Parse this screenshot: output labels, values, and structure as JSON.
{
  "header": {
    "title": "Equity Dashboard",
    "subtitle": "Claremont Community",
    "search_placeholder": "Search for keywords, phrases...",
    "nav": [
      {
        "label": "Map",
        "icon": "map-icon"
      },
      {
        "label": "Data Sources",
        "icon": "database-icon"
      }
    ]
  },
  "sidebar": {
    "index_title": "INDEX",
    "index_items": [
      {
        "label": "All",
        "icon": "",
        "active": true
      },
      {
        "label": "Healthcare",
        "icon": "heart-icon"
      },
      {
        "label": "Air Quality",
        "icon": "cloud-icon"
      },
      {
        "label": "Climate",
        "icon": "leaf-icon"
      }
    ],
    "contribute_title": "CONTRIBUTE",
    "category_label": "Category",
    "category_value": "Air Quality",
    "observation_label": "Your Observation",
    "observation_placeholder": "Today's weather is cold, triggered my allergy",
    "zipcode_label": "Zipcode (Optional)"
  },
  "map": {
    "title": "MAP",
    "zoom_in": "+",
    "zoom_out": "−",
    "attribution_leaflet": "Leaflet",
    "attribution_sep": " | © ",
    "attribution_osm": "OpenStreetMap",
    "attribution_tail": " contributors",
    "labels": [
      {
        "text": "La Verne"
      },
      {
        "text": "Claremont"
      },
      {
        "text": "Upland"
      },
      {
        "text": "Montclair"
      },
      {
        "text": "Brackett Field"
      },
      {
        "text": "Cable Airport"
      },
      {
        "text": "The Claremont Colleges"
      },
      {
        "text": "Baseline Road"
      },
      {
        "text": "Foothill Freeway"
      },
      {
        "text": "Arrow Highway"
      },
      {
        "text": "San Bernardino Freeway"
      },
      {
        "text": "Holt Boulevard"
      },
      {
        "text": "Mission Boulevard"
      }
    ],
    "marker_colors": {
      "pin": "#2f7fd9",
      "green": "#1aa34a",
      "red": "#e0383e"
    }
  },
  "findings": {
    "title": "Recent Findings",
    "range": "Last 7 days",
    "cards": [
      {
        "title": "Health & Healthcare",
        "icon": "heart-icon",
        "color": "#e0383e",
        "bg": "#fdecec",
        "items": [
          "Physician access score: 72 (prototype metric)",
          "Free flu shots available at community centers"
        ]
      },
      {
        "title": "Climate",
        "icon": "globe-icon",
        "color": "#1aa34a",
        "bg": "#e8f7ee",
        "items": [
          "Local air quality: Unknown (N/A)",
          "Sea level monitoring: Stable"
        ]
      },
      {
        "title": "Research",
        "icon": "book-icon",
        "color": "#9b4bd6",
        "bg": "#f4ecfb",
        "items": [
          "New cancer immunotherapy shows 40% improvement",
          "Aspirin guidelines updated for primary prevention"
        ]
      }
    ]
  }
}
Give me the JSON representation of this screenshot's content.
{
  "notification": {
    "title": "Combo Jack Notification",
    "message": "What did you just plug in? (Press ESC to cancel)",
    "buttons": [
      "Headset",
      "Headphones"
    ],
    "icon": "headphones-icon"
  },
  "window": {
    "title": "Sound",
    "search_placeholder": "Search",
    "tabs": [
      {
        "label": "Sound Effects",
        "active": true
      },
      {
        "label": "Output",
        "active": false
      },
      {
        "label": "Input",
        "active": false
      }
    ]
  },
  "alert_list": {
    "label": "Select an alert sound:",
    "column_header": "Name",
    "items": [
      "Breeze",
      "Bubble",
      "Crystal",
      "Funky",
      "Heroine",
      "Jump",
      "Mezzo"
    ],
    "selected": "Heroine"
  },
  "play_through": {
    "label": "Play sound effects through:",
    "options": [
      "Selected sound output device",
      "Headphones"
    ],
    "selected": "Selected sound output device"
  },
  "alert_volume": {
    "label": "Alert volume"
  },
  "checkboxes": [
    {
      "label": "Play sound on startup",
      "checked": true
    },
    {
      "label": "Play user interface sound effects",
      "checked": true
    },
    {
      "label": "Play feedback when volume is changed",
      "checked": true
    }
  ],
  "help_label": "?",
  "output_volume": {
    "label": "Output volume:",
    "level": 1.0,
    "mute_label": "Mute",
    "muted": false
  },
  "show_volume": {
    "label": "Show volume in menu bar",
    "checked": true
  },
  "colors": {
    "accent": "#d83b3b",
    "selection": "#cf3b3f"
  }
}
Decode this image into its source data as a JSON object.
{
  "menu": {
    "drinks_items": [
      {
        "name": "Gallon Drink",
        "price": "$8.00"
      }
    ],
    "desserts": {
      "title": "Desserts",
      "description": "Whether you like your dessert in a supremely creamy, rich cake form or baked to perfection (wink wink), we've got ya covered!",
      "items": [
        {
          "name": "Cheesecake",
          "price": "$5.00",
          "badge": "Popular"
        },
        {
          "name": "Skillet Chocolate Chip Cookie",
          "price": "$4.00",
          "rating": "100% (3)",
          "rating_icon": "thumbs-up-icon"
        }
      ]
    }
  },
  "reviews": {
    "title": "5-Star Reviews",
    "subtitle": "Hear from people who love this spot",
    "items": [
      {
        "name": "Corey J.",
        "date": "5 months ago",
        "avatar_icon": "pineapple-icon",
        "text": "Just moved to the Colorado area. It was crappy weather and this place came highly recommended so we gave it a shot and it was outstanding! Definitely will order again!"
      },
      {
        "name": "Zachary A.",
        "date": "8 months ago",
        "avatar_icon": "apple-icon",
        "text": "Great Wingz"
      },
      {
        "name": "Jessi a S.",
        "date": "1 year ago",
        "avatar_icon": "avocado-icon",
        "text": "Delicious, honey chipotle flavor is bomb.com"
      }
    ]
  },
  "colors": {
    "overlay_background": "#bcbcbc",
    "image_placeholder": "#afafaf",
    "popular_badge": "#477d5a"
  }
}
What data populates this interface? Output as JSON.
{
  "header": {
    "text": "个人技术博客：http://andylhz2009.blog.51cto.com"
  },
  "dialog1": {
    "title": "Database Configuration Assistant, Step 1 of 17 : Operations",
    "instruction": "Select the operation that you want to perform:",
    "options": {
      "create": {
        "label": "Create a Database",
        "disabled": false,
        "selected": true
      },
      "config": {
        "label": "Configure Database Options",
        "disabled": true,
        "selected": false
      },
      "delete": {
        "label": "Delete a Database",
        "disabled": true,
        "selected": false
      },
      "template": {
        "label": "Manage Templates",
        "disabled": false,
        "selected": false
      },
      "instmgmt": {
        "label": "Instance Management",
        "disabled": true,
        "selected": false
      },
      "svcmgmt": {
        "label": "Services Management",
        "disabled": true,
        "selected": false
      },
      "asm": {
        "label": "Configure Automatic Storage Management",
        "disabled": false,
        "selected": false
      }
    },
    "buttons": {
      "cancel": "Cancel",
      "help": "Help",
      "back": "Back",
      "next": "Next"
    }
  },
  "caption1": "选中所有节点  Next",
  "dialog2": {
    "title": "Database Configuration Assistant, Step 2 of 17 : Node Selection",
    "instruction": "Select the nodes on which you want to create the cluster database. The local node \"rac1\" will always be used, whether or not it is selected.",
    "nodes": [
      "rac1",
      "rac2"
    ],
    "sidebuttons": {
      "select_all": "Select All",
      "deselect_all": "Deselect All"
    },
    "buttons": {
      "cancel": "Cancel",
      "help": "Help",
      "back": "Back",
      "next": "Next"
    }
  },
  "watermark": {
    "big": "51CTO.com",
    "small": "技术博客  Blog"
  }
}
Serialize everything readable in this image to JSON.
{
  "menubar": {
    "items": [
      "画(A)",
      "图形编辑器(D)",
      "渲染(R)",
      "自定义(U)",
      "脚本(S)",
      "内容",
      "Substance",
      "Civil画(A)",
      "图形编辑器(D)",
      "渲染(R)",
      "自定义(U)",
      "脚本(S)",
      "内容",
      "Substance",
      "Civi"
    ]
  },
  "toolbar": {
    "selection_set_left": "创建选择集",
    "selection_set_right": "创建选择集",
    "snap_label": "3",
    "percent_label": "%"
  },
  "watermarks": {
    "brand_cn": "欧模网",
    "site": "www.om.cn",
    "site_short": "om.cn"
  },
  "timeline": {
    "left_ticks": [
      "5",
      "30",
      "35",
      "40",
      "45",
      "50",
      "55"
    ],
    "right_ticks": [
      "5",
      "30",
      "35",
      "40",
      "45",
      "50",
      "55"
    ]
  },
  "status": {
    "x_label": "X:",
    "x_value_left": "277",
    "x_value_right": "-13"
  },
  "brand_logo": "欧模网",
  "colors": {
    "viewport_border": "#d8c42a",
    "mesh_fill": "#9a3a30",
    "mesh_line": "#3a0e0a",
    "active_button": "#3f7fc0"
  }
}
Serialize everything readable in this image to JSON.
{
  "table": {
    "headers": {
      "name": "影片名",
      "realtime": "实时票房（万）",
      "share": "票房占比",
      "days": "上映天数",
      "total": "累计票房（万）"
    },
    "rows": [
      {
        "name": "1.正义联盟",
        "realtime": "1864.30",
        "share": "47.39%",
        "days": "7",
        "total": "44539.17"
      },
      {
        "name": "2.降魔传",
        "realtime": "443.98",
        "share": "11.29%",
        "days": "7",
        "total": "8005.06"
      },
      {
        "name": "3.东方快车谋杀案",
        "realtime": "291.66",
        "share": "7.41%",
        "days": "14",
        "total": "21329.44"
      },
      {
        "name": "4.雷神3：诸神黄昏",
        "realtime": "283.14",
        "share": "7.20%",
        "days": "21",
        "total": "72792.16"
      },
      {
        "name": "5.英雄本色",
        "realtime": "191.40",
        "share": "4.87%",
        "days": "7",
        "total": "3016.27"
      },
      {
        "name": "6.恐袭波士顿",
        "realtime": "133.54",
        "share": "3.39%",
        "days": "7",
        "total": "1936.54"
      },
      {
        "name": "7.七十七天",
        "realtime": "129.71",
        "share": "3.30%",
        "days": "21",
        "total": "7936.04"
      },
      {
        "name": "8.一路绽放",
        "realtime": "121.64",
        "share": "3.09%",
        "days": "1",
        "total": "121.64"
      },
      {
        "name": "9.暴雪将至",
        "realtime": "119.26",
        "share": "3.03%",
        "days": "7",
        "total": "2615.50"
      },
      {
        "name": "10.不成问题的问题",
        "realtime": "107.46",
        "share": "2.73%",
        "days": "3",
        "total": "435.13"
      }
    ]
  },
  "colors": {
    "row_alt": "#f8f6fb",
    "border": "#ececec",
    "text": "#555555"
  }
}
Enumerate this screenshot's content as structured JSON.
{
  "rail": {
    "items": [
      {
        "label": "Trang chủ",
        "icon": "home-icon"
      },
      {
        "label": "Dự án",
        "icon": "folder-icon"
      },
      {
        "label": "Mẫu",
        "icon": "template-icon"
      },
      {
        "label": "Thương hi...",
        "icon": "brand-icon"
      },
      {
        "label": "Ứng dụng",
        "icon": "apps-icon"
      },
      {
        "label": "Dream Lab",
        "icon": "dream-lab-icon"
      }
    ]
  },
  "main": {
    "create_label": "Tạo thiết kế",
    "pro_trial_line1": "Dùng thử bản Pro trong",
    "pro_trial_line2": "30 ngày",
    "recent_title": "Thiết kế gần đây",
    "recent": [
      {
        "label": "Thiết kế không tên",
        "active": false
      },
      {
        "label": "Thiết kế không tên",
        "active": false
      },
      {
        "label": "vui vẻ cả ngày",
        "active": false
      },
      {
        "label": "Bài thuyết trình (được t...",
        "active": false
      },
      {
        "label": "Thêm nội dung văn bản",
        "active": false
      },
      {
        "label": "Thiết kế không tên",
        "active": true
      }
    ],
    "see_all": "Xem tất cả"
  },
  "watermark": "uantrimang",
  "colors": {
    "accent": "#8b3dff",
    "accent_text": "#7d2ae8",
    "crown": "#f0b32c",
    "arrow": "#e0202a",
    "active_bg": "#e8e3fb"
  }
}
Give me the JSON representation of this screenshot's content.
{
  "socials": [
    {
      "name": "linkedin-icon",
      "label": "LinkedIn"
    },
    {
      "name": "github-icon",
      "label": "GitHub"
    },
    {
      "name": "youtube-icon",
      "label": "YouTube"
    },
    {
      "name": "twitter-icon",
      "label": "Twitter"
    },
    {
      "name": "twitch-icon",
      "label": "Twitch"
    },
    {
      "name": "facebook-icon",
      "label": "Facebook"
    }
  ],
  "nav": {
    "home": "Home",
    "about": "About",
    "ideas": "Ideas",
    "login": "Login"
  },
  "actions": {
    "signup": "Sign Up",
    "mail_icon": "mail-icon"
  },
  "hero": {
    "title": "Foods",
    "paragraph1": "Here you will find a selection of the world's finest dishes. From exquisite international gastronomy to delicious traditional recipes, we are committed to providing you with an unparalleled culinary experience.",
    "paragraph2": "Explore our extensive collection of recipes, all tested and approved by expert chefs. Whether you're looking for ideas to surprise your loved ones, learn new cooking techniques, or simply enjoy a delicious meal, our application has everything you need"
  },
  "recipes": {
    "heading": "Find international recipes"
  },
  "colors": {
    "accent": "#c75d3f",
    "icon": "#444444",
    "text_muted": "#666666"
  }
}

* * * * * * *

WRITTEN TASK: Go through the listing above and list every line that has the word "Configuration".

REPLY TO THE EXERCISE:
    "title": "Database Configuration Assistant, Step 1 of 17 : Operations",
    "title": "Database Configuration Assistant, Step 2 of 17 : Node Selection",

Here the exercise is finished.